**WHAT YOU SHOULD DO**.
In the records that follow, show each line where the word "tombait" is present.

**ENTRIES PROVIDED**.
----
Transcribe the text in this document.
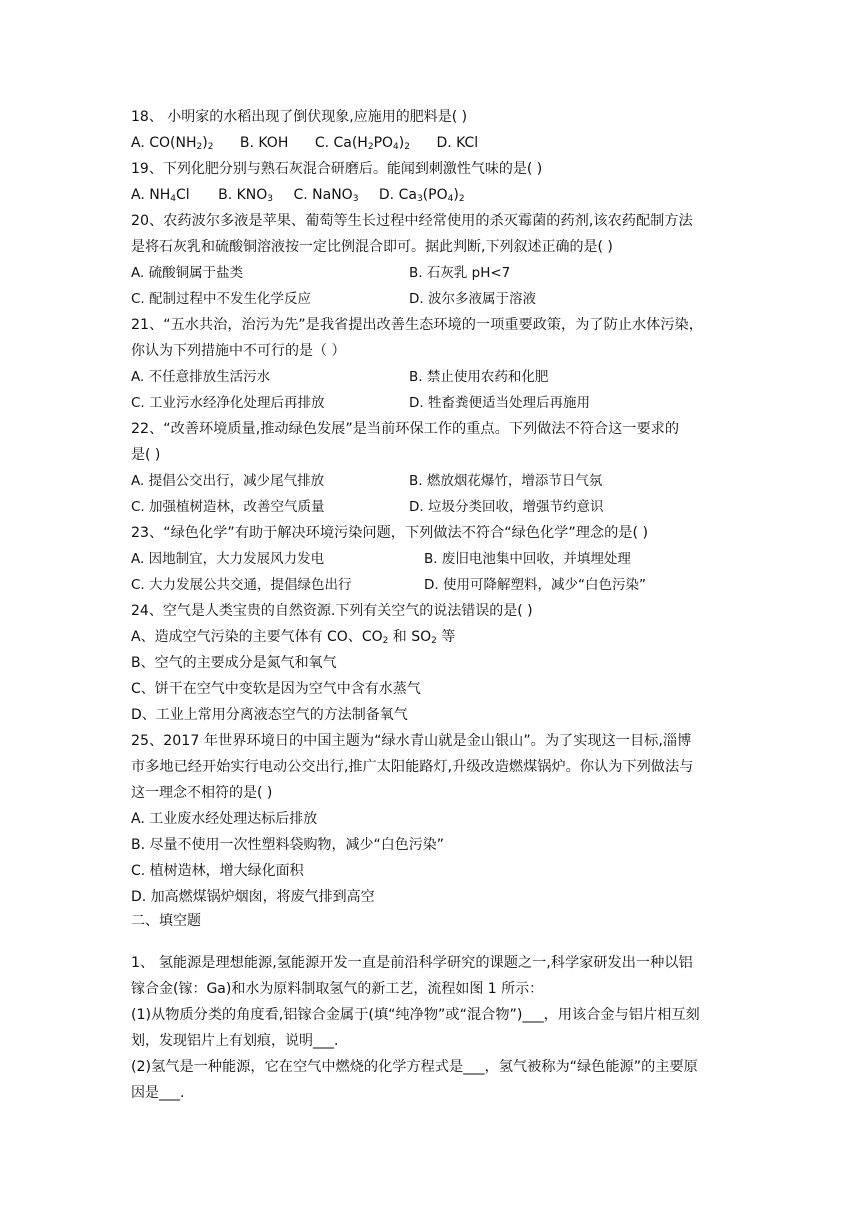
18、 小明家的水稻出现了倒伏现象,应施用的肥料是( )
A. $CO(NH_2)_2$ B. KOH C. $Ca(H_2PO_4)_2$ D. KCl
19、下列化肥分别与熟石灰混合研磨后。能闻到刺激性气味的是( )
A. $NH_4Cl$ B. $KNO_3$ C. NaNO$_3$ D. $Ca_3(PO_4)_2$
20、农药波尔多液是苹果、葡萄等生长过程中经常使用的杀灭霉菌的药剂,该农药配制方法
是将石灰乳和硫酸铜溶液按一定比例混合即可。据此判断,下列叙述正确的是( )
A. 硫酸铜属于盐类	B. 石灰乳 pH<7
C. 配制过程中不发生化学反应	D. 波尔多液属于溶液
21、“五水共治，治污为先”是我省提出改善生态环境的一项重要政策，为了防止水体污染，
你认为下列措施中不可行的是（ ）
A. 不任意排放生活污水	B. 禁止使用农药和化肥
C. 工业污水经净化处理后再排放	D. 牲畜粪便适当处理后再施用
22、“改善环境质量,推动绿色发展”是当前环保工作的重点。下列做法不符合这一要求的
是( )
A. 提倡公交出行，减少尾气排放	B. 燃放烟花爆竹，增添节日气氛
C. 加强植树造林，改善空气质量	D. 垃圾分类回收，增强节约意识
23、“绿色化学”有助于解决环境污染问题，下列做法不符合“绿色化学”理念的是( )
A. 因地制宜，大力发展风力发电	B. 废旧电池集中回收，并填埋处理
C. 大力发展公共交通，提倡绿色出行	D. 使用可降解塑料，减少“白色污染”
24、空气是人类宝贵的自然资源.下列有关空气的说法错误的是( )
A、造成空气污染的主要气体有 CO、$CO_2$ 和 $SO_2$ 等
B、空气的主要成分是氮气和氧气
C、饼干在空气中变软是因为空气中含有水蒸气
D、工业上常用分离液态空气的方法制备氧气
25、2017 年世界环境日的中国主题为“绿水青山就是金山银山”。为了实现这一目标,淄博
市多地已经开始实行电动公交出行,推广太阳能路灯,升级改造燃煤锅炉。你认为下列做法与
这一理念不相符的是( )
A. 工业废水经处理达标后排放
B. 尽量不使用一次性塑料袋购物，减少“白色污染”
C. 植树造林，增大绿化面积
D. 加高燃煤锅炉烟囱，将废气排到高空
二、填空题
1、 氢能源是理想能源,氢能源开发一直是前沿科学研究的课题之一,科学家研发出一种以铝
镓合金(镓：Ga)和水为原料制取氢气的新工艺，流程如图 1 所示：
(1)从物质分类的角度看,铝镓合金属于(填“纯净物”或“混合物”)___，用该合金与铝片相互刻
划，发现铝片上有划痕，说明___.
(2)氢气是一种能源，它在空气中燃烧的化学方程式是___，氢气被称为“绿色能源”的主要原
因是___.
----
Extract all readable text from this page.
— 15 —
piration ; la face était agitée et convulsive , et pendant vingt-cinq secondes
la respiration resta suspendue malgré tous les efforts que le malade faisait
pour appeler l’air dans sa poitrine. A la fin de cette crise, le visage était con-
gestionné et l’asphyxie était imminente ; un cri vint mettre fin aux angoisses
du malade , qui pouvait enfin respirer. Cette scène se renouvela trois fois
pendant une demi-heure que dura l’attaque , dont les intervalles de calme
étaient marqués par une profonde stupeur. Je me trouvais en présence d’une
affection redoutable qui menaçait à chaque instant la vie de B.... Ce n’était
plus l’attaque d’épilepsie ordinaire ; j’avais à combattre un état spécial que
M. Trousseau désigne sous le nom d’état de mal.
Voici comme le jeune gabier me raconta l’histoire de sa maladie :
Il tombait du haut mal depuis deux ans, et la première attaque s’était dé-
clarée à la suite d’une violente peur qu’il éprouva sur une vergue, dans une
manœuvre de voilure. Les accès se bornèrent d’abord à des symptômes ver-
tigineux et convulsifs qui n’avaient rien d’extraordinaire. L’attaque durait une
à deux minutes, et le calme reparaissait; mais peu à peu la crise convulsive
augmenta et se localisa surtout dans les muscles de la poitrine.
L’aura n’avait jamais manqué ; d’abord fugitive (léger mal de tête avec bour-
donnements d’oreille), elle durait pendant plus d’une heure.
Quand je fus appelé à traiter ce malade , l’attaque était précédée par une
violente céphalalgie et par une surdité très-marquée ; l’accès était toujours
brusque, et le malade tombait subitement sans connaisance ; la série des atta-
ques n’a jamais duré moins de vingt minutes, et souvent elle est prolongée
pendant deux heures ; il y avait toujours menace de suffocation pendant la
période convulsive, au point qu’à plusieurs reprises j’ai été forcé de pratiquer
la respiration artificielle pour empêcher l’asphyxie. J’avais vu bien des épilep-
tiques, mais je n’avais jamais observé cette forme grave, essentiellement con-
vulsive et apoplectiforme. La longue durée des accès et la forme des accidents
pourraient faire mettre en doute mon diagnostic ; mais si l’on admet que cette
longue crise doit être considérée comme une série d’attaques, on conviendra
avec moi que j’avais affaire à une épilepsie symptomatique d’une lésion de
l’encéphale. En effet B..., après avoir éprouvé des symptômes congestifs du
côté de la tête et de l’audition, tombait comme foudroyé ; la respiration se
----
**TASK RESPONSE**.
Il tombait du haut mal depuis deux ans, et la première attaque s’était dé-
brusque, et le malade tombait subitement sans connaisance ; la série des atta-
côté de la tête et de l’audition, tombait comme foudroyé ; la respiration se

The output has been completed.